● **RECORDS PROVIDED**:
┌──
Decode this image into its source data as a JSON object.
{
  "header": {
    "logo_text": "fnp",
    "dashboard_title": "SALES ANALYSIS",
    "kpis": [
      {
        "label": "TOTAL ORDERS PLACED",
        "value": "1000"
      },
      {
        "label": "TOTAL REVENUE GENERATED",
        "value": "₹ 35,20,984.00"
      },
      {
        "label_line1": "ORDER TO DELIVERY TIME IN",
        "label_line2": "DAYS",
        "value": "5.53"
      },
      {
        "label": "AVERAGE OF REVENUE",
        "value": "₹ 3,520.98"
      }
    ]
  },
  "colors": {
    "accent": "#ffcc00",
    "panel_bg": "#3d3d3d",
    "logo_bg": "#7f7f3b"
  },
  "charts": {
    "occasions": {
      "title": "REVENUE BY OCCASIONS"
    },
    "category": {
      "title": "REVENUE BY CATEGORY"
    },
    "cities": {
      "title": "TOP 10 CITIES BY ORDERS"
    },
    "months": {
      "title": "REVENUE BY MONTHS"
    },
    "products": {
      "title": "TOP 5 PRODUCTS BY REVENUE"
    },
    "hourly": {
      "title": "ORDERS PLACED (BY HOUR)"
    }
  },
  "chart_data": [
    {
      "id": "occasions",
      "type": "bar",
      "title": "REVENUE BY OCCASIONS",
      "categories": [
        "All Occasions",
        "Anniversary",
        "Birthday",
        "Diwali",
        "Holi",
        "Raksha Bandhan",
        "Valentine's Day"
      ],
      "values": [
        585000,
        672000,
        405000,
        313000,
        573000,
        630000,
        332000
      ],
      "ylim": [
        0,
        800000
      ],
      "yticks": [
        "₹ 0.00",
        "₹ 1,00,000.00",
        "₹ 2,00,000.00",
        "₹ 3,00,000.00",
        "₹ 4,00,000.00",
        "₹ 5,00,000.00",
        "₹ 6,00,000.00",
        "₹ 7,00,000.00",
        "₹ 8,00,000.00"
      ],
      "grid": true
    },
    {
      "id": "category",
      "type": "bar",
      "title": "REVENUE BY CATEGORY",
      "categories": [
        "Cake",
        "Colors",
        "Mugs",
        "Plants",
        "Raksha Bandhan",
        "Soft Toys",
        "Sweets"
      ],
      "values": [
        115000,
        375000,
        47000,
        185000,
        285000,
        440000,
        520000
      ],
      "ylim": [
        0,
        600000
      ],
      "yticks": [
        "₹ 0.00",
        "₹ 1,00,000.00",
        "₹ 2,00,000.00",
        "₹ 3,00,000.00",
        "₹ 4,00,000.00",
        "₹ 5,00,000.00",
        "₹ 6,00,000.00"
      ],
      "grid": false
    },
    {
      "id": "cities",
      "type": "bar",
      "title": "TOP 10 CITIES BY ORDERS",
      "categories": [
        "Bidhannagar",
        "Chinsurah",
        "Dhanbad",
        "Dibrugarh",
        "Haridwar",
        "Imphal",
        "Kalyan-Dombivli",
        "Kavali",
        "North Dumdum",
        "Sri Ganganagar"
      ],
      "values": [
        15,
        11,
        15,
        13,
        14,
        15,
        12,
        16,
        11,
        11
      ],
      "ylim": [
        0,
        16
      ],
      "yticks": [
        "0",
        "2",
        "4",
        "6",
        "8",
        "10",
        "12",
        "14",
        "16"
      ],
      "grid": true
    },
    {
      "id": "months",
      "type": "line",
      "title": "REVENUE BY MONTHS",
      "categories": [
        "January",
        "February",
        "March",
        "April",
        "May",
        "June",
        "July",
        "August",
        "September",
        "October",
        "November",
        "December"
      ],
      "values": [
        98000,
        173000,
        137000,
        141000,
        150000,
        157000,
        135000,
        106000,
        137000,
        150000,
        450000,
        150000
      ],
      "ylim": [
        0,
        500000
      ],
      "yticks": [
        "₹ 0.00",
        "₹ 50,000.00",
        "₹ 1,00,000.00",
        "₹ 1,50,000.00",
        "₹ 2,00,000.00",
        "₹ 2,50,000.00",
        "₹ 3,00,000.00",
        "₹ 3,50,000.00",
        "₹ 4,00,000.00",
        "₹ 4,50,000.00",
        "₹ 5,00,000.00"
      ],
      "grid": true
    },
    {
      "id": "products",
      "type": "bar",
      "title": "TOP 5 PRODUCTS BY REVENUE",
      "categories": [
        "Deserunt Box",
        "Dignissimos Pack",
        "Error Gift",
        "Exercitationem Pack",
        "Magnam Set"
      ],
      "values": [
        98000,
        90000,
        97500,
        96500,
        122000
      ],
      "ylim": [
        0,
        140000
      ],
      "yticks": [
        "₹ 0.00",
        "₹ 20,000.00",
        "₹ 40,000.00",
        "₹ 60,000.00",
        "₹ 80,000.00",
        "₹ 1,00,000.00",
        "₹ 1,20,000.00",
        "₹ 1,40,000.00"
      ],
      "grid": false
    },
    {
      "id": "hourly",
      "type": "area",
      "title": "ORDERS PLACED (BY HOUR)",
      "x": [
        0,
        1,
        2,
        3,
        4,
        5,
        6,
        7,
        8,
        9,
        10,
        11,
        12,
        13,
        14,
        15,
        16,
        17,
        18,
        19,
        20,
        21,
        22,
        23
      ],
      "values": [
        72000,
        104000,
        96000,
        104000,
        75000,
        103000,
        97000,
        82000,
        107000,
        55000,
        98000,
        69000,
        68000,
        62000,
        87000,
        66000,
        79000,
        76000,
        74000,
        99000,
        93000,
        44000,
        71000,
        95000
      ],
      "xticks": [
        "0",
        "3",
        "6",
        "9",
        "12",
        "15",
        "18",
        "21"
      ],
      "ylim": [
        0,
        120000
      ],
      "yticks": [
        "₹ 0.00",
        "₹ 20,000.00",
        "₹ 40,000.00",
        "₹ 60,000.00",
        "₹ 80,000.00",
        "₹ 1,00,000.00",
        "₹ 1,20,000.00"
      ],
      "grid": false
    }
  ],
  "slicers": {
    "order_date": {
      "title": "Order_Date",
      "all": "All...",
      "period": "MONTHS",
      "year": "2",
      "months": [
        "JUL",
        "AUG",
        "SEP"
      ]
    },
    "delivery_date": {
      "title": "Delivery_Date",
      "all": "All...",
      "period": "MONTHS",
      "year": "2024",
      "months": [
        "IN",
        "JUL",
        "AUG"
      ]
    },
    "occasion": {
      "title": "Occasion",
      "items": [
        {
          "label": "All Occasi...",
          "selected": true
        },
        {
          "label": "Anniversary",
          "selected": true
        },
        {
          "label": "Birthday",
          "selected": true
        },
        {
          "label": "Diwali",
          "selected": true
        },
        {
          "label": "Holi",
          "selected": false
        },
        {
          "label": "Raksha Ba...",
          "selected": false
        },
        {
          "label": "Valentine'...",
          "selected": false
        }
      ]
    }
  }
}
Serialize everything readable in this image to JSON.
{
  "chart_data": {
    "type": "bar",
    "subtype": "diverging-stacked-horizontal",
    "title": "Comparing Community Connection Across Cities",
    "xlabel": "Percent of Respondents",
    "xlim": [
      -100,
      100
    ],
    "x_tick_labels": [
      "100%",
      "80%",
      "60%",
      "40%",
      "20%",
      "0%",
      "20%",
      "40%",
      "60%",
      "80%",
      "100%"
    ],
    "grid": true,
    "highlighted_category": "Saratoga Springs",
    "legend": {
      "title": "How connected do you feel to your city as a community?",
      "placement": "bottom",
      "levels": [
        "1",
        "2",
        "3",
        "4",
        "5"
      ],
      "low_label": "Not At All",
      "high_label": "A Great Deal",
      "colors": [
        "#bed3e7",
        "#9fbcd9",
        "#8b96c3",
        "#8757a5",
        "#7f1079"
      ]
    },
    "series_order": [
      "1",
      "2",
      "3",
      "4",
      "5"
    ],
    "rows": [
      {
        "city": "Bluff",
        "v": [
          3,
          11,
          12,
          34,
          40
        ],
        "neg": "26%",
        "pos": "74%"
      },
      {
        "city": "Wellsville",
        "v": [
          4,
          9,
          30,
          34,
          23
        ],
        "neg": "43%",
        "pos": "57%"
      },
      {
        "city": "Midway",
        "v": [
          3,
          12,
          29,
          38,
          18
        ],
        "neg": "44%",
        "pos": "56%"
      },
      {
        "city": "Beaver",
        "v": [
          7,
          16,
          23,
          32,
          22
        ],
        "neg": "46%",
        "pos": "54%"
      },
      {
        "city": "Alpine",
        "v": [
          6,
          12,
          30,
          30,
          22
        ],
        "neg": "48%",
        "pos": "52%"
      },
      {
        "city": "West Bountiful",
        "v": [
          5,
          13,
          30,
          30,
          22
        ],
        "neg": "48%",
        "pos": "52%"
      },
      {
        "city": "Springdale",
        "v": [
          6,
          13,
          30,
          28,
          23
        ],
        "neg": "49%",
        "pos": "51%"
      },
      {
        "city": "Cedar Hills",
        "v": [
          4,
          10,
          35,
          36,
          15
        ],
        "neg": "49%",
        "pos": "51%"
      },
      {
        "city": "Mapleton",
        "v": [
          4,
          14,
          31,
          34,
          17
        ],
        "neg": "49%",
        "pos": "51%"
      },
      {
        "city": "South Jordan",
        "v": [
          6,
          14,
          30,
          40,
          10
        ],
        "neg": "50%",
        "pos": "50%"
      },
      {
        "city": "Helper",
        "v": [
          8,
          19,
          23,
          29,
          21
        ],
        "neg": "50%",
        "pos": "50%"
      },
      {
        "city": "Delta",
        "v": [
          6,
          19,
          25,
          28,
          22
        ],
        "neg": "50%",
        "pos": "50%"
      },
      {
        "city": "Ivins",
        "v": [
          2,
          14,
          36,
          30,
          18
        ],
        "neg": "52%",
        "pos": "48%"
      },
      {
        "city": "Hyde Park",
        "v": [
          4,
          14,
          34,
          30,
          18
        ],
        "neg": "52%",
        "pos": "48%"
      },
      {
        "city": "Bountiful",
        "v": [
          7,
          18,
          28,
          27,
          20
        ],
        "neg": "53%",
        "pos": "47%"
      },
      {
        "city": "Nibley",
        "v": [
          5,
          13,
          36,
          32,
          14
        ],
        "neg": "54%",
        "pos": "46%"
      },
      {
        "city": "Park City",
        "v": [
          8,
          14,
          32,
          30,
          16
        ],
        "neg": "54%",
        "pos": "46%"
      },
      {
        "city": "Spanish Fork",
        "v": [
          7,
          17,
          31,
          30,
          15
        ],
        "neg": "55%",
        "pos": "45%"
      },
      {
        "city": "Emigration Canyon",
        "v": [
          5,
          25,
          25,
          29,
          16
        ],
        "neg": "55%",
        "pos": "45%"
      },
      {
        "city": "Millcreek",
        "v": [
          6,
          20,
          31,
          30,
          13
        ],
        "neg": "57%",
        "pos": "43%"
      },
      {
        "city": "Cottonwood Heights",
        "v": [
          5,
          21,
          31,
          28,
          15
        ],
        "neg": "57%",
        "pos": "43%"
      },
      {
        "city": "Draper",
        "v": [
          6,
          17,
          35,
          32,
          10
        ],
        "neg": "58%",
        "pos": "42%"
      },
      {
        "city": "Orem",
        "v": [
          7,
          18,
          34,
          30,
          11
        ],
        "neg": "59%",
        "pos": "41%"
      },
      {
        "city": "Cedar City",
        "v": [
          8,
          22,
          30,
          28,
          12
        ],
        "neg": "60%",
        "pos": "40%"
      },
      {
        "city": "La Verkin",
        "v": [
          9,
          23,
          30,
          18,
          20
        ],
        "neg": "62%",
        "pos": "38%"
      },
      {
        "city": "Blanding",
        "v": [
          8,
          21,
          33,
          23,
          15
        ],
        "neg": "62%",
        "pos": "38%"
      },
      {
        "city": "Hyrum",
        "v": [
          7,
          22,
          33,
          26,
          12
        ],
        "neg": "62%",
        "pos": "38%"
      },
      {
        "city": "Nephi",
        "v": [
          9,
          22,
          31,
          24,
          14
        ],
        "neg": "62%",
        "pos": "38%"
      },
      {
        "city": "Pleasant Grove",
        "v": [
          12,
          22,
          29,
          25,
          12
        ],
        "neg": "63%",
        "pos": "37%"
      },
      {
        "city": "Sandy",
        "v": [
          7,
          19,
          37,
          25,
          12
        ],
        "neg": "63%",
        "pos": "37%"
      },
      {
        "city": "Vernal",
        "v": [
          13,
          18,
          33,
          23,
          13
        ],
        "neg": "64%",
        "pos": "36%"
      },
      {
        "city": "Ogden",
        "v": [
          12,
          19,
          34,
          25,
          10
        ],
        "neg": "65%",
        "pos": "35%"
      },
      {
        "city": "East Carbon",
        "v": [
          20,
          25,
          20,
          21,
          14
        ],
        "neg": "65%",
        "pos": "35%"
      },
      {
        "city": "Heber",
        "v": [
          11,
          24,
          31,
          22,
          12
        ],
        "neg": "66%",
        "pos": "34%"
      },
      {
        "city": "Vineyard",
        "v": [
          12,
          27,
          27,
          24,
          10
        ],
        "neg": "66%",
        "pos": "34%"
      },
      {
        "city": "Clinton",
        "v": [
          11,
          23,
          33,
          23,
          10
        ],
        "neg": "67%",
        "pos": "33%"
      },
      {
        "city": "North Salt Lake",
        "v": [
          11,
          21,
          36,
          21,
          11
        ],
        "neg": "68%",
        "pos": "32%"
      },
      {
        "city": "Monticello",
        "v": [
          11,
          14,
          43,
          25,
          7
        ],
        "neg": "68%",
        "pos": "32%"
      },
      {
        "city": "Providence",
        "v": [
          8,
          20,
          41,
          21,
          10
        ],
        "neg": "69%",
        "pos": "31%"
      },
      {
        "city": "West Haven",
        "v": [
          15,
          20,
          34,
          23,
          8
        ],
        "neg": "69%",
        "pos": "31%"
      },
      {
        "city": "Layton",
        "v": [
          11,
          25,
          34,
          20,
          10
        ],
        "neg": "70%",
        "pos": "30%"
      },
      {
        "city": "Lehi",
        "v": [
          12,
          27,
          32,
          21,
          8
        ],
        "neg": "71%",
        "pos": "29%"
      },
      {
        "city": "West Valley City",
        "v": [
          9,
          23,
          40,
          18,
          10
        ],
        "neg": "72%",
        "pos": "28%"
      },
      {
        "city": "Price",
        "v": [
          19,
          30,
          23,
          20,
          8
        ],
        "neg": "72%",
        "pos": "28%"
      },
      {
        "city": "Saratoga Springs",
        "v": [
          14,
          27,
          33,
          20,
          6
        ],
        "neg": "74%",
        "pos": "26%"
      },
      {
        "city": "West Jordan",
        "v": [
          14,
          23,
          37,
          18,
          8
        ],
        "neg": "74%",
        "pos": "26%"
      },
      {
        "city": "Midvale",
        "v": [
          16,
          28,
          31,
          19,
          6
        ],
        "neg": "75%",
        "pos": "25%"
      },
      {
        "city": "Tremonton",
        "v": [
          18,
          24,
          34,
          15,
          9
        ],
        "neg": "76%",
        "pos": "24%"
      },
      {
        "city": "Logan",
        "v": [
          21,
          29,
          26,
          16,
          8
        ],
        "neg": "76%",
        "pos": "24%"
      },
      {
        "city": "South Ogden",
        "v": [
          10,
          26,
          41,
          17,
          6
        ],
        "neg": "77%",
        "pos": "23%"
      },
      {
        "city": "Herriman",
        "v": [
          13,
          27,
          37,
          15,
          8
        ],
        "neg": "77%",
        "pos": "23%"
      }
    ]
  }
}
└──
● **EXERCISE TASK**: What is the number of lines in the data holding the word "TOTAL"? Reply with that number only.

● **ANSWER BELOW**: 2